Dataset items:

========================

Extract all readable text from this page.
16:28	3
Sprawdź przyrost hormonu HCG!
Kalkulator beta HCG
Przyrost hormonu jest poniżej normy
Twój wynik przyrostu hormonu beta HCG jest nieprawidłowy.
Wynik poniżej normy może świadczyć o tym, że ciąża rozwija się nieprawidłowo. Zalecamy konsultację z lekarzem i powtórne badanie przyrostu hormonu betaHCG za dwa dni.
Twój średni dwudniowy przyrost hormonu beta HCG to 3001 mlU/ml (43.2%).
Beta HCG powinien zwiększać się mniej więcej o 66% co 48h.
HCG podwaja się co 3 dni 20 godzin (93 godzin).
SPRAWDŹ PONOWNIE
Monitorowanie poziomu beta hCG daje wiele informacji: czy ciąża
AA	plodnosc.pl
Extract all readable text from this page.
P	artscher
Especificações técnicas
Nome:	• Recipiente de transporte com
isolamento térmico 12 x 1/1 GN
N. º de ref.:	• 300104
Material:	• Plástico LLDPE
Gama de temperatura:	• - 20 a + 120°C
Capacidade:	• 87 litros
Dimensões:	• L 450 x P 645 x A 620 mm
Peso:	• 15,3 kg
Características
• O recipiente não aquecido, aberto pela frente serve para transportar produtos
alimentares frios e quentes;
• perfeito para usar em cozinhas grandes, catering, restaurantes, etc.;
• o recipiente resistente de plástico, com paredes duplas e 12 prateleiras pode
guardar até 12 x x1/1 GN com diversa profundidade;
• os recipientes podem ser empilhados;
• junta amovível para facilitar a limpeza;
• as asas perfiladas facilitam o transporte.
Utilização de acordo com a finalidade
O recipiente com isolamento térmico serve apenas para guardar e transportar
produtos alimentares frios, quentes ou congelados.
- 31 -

========================

▶ **The request**: Search the records for the word "transportar". Copy every line that has it.

▶ **Answer**:
• O recipiente não aquecido, aberto pela frente serve para transportar produtos
O recipiente com isolamento térmico serve apenas para guardar e transportar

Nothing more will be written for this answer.